◆ **Task to complete**
Write out all of the entries that follow, word for word, but skip the pictures.

◆ **Given data**

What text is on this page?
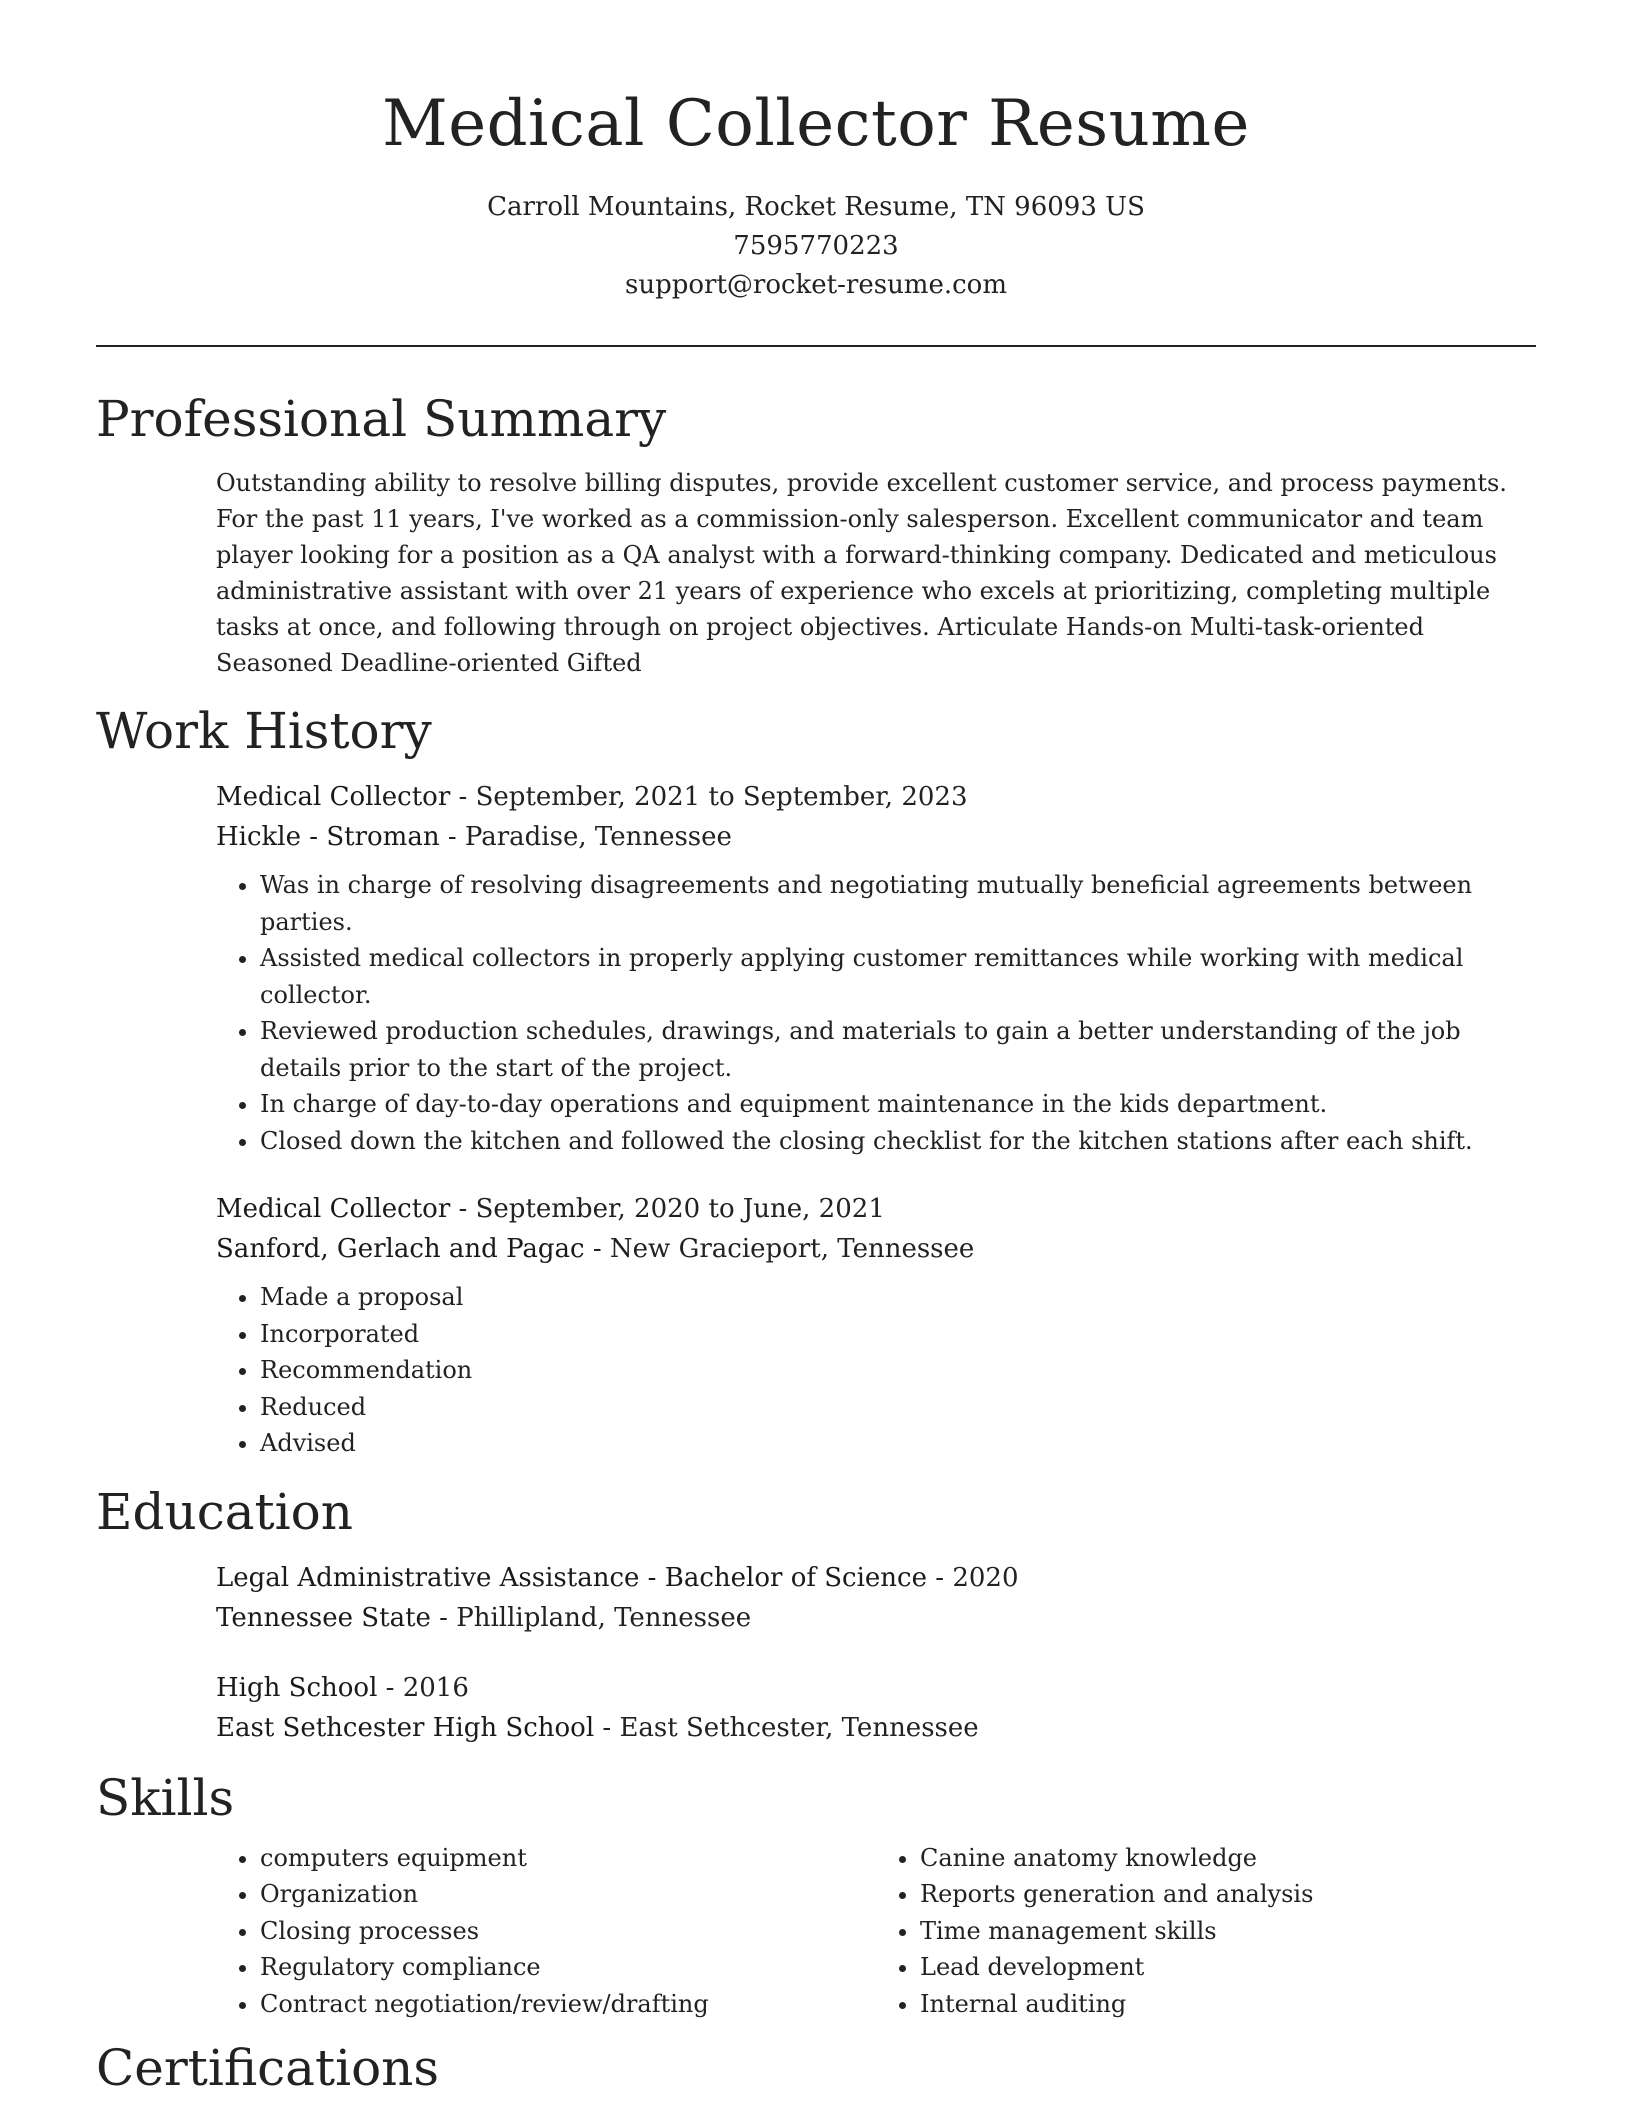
Medical Collector Resume
Carroll Mountains, Rocket Resume, TN 96093 US
7595770223
support@rocket-resume.com
Professional Summary

Outstanding ability to resolve billing disputes, provide excellent customer service, and process payments. For the past 11 years, I've worked as a commission-only salesperson. Excellent communicator and team player looking for a position as a QA analyst with a forward-thinking company. Dedicated and meticulous administrative assistant with over 21 years of experience who excels at prioritizing, completing multiple tasks at once, and following through on project objectives. Articulate Hands-on Multi-task-oriented Seasoned Deadline-oriented Gifted

Work History
Medical Collector - September, 2021 to September, 2023
Hickle - Stroman - Paradise, Tennessee
• Was in charge of resolving disagreements and negotiating mutually beneficial agreements between parties.
• Assisted medical collectors in properly applying customer remittances while working with medical collector.
• Reviewed production schedules, drawings, and materials to gain a better understanding of the job details prior to the start of the project.
• In charge of day-to-day operations and equipment maintenance in the kids department.
• Closed down the kitchen and followed the closing checklist for the kitchen stations after each shift.
Medical Collector - September, 2020 to June, 2021
Sanford, Gerlach and Pagac - New Gracieport, Tennessee
• Made a proposal
• Incorporated
• Recommendation
• Reduced
• Advised
Education
Legal Administrative Assistance - Bachelor of Science - 2020
Tennessee State - Phillipland, Tennessee
High School - 2016
East Sethcester High School - East Sethcester, Tennessee
Skills
• computers equipment
• Organization
• Closing processes
• Regulatory compliance
• Contract negotiation/review/drafting
• Canine anatomy knowledge
• Reports generation and analysis
• Time management skills
• Lead development
• Internal auditing
Certifications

◆ **Output below**
What text is on this page?
Medical Collector Resume
Carroll Mountains, Rocket Resume, TN 96093 US
7595770223
support@rocket-resume.com
Professional Summary

Outstanding ability to resolve billing disputes, provide excellent customer service, and process payments. For the past 11 years, I've worked as a commission-only salesperson. Excellent communicator and team player looking for a position as a QA analyst with a forward-thinking company. Dedicated and meticulous administrative assistant with over 21 years of experience who excels at prioritizing, completing multiple tasks at once, and following through on project objectives. Articulate Hands-on Multi-task-oriented Seasoned Deadline-oriented Gifted

Work History
Medical Collector - September, 2021 to September, 2023
Hickle - Stroman - Paradise, Tennessee
• Was in charge of resolving disagreements and negotiating mutually beneficial agreements between parties.
• Assisted medical collectors in properly applying customer remittances while working with medical collector.
• Reviewed production schedules, drawings, and materials to gain a better understanding of the job details prior to the start of the project.
• In charge of day-to-day operations and equipment maintenance in the kids department.
• Closed down the kitchen and followed the closing checklist for the kitchen stations after each shift.
Medical Collector - September, 2020 to June, 2021
Sanford, Gerlach and Pagac - New Gracieport, Tennessee
• Made a proposal
• Incorporated
• Recommendation
• Reduced
• Advised
Education
Legal Administrative Assistance - Bachelor of Science - 2020
Tennessee State - Phillipland, Tennessee
High School - 2016
East Sethcester High School - East Sethcester, Tennessee
Skills
• computers equipment
• Organization
• Closing processes
• Regulatory compliance
• Contract negotiation/review/drafting
• Canine anatomy knowledge
• Reports generation and analysis
• Time management skills
• Lead development
• Internal auditing
Certifications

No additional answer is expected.